#### Task material ####

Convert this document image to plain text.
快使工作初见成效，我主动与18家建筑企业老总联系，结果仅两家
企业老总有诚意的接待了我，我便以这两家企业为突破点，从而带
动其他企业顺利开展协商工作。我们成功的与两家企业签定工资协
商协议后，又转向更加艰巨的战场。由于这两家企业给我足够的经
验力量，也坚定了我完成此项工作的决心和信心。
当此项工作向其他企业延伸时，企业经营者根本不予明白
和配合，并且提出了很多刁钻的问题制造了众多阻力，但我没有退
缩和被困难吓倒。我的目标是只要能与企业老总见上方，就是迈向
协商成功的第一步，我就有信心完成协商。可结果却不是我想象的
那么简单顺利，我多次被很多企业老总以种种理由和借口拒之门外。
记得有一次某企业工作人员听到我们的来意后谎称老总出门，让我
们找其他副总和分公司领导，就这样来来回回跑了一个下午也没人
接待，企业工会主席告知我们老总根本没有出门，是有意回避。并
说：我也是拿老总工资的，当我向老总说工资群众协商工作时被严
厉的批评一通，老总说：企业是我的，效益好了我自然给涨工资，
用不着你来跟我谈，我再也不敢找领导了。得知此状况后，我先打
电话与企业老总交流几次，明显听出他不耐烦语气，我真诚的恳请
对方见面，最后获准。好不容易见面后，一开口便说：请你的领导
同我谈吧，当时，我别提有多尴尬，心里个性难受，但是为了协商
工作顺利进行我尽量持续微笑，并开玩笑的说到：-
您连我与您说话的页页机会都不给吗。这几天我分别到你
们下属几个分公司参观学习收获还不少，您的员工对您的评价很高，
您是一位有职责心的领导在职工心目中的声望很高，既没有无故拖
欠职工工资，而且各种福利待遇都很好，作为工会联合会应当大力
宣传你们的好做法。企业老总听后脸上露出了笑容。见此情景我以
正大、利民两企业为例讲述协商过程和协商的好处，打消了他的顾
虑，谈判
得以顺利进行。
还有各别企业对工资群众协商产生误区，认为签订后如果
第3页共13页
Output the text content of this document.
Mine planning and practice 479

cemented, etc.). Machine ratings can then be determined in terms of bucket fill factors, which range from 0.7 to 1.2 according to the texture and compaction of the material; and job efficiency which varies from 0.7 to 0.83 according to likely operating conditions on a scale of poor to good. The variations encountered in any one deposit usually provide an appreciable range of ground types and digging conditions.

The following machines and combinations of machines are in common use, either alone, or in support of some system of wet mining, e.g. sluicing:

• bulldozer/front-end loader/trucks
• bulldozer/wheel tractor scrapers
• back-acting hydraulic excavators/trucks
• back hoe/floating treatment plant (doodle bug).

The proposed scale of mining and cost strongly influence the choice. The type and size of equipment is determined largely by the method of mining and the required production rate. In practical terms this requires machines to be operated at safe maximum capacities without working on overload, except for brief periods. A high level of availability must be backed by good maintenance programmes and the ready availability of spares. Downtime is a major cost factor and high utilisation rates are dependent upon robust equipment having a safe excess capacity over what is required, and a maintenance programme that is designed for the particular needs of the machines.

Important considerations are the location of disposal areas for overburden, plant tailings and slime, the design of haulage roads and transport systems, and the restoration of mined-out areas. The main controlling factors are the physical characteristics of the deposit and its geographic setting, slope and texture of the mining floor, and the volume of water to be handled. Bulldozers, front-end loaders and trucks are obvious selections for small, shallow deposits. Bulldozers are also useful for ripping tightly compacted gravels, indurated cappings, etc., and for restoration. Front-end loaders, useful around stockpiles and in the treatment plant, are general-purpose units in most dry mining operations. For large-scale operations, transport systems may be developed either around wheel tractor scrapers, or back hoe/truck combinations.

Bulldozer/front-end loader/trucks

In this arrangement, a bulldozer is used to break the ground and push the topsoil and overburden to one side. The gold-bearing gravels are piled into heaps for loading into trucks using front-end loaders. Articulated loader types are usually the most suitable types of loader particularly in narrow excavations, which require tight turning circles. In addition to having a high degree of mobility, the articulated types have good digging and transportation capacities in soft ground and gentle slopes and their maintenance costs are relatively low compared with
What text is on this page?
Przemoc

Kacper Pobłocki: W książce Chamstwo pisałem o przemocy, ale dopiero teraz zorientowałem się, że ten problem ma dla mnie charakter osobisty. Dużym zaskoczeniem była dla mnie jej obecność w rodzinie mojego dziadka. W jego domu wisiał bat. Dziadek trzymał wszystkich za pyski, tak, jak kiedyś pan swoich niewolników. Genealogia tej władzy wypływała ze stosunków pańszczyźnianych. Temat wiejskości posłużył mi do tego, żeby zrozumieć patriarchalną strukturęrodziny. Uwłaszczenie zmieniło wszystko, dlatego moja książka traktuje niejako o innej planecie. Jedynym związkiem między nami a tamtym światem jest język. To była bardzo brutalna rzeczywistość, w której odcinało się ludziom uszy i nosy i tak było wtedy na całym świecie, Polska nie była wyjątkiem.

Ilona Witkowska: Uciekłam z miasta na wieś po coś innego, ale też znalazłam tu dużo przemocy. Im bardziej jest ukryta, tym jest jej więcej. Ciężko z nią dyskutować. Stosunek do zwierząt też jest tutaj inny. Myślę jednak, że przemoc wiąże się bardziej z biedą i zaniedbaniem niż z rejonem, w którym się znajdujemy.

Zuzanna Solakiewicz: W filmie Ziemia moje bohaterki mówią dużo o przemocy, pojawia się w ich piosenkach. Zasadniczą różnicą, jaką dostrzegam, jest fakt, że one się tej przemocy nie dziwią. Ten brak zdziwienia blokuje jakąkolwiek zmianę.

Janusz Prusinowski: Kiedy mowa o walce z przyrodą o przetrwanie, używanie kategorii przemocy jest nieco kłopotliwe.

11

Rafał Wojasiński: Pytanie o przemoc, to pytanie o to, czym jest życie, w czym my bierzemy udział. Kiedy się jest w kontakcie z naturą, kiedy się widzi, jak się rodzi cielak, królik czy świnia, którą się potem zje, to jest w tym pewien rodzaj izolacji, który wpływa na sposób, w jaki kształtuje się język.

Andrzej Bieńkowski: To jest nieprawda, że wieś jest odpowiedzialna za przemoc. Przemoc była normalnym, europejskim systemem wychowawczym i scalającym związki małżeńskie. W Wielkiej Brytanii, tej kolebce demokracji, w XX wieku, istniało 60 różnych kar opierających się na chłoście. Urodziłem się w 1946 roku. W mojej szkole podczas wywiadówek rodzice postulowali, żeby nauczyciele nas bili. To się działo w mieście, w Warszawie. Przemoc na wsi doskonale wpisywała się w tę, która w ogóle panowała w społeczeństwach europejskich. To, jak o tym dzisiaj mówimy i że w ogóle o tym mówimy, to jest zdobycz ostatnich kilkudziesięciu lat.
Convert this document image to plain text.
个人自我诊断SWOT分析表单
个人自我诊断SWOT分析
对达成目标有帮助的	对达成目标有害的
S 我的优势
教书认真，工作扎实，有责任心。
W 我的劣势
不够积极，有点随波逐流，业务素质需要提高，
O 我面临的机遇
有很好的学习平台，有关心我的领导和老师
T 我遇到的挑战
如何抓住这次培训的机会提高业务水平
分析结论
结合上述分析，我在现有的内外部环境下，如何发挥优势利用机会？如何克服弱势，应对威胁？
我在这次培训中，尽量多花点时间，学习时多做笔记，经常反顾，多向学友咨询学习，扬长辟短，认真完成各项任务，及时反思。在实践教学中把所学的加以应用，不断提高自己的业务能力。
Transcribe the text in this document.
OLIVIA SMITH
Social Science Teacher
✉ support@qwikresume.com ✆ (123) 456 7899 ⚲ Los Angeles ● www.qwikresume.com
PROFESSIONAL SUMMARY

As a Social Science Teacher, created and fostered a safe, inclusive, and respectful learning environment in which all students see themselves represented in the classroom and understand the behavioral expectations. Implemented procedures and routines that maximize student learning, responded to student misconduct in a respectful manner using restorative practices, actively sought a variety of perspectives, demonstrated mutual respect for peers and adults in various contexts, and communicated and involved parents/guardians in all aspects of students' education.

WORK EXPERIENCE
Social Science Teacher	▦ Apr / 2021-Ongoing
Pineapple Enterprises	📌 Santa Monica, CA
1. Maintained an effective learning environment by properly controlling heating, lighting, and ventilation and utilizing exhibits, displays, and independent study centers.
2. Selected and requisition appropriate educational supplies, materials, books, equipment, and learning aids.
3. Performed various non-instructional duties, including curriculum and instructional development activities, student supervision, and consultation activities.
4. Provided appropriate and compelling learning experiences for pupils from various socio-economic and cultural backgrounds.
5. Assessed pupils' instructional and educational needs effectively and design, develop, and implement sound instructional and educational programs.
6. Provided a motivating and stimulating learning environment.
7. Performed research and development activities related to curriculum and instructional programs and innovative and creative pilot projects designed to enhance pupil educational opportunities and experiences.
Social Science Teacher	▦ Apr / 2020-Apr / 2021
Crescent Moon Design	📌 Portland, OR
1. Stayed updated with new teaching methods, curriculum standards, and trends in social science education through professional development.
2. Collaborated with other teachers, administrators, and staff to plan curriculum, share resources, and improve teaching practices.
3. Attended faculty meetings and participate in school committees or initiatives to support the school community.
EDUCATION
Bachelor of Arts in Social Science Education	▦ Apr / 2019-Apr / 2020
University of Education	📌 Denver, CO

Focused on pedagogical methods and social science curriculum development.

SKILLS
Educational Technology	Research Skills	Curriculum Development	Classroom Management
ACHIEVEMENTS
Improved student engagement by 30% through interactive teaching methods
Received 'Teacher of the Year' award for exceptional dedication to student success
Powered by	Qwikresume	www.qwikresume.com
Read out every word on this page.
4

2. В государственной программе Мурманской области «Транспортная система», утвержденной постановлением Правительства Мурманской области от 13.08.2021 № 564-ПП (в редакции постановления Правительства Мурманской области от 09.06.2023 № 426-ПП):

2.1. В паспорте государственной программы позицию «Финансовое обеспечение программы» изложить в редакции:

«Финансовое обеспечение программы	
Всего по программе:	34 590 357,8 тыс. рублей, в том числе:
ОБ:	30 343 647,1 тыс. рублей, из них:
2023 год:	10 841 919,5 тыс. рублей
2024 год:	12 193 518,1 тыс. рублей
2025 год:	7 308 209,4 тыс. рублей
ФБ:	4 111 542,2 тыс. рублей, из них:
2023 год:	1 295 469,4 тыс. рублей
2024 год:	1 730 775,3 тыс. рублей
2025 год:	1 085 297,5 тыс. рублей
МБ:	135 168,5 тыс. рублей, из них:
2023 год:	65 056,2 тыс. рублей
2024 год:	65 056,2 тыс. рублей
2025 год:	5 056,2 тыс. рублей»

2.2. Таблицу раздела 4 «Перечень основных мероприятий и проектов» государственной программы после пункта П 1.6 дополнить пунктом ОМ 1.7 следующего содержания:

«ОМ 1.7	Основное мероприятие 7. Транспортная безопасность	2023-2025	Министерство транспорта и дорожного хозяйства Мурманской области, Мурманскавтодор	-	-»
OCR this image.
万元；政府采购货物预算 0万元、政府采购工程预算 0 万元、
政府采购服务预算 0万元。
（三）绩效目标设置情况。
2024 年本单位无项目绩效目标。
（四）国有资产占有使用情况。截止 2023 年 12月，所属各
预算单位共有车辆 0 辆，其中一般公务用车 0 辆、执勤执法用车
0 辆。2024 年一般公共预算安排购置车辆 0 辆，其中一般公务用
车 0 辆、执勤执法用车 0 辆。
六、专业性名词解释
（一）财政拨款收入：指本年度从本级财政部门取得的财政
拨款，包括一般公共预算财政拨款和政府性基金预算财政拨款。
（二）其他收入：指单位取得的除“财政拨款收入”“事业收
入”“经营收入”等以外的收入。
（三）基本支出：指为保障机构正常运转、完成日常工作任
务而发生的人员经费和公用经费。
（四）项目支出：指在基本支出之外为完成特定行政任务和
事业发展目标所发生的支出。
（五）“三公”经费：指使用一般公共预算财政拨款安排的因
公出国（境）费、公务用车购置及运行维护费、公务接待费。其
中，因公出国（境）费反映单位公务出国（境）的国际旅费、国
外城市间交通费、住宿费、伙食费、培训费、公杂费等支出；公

####

Aim: Look through the listing above. Pick out each line with "support" and copy it.

Result:
The following machines and combinations of machines are in common use, either alone, or in support of some system of wet mining, e.g. sluicing:
✉ support@qwikresume.com ✆ (123) 456 7899 ⚲ Los Angeles ● www.qwikresume.com
3. Attended faculty meetings and participate in school committees or initiatives to support the school community.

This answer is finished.